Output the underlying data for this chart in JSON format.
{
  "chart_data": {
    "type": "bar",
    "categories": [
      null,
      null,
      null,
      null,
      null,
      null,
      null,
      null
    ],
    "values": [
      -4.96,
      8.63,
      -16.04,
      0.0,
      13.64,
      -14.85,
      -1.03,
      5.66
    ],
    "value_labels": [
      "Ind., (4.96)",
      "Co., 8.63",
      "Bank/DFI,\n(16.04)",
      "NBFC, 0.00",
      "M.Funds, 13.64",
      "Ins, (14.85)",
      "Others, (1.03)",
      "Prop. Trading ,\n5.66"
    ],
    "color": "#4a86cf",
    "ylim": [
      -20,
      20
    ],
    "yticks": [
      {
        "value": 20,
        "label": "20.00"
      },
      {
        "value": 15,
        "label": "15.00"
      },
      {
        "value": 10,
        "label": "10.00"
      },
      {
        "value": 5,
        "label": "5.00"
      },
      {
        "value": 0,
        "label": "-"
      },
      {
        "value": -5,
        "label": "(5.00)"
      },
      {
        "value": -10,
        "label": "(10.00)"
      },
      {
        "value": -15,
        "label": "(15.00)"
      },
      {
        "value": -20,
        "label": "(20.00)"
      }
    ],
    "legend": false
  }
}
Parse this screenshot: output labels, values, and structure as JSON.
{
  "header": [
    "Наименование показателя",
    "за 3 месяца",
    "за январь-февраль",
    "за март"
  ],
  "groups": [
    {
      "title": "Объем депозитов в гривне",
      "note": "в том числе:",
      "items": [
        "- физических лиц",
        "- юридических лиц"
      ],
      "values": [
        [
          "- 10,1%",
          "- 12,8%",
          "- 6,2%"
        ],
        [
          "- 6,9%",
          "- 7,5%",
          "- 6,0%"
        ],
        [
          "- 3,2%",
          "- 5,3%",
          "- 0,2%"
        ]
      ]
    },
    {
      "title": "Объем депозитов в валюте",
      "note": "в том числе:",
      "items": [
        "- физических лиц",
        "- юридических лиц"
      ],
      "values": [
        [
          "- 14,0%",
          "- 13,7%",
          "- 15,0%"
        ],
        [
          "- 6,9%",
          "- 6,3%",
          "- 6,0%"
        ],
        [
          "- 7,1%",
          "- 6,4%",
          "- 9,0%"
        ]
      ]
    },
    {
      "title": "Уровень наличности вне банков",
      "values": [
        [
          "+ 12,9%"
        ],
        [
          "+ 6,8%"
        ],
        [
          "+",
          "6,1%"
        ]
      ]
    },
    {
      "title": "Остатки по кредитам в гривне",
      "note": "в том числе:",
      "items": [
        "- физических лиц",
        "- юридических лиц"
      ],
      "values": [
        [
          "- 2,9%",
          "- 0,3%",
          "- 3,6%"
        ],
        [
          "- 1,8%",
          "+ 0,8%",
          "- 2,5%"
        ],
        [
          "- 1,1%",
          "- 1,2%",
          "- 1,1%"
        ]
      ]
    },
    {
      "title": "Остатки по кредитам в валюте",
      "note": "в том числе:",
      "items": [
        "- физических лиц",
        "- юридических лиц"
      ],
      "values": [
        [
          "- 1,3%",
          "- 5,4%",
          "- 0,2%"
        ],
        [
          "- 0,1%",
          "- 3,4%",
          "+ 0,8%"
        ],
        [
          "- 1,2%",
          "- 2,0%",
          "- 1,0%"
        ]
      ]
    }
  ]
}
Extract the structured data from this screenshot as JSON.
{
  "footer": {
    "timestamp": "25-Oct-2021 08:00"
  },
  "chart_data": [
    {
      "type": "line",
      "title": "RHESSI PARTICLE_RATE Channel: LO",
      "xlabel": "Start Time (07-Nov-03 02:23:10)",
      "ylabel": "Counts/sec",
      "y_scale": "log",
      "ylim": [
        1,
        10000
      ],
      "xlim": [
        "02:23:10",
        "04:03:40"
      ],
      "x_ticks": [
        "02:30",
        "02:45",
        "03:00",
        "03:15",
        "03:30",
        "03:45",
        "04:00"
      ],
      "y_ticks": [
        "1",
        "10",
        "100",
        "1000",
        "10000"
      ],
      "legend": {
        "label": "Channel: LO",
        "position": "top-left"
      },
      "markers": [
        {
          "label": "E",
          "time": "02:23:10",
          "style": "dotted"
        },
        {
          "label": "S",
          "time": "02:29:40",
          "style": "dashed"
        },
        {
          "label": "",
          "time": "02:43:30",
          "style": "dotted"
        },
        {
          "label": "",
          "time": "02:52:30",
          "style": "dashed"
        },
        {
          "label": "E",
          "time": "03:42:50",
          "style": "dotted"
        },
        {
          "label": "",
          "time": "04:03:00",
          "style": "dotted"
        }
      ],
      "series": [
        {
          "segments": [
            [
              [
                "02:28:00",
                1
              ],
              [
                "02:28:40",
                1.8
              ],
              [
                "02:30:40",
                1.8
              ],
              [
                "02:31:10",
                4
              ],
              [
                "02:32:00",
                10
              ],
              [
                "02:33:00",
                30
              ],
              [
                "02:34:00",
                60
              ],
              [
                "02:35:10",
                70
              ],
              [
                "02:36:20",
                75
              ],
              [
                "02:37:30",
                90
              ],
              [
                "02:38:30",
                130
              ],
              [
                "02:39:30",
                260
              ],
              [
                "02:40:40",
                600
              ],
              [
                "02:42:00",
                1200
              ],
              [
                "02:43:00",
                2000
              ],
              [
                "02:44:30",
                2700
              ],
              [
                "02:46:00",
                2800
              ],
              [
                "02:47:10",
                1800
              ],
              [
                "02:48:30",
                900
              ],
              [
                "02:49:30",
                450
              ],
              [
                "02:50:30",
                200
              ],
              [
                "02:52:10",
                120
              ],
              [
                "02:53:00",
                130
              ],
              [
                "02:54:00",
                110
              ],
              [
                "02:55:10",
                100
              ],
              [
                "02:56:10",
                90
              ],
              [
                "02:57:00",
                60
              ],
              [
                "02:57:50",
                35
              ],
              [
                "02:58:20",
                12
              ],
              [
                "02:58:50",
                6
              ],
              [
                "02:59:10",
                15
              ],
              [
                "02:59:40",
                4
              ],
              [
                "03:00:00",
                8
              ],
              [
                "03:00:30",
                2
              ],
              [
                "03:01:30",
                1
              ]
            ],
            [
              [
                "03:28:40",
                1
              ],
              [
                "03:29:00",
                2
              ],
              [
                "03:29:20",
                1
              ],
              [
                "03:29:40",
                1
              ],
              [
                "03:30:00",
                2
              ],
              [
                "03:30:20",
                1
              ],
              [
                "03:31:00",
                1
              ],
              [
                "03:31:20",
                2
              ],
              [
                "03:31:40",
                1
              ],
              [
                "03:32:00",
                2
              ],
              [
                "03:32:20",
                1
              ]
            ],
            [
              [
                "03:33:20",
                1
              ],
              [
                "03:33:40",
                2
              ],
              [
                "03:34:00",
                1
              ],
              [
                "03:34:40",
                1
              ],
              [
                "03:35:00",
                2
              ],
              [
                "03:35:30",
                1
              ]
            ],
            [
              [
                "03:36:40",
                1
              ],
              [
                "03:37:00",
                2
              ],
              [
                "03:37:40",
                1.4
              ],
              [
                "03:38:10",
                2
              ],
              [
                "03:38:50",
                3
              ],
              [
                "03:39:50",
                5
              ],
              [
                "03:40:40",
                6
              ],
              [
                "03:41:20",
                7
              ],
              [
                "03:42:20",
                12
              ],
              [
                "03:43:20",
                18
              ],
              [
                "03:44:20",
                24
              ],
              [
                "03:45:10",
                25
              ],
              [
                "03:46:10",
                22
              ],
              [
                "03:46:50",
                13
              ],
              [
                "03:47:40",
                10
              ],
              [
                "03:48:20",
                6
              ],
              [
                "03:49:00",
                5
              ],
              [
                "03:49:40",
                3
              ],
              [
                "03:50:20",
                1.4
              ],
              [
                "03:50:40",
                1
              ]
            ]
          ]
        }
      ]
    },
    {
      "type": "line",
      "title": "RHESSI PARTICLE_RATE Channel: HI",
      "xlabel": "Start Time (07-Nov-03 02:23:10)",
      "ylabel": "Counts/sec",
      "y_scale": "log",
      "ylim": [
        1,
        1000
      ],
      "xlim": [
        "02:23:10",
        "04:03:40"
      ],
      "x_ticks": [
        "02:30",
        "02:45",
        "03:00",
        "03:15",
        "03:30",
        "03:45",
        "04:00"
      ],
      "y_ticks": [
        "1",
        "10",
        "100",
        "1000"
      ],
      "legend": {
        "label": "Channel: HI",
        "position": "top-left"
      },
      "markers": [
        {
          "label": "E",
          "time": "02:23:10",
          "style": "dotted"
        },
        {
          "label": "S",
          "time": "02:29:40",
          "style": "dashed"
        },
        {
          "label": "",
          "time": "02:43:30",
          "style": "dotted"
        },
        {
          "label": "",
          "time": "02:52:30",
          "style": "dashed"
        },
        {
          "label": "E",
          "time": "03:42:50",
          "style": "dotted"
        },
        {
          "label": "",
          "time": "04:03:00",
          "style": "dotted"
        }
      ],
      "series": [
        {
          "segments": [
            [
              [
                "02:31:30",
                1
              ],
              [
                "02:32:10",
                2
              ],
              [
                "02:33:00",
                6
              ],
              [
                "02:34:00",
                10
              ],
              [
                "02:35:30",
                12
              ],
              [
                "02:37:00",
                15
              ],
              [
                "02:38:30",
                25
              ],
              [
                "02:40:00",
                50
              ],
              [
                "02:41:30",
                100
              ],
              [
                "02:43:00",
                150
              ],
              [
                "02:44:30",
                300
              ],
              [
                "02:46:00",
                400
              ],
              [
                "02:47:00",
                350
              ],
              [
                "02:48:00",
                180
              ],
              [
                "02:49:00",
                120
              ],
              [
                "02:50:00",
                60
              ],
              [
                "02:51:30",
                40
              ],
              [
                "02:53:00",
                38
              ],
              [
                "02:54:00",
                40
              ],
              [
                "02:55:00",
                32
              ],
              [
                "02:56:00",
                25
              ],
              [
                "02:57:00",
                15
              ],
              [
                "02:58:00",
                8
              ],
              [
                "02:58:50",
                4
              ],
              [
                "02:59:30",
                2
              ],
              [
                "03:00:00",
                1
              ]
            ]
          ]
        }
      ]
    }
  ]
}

[TASK BRIEF] Each line of the material above either contains the word "Остатки" or does not; state how many do, and nothing else.

[OUTPUT FOR THIS EXERCISE] 2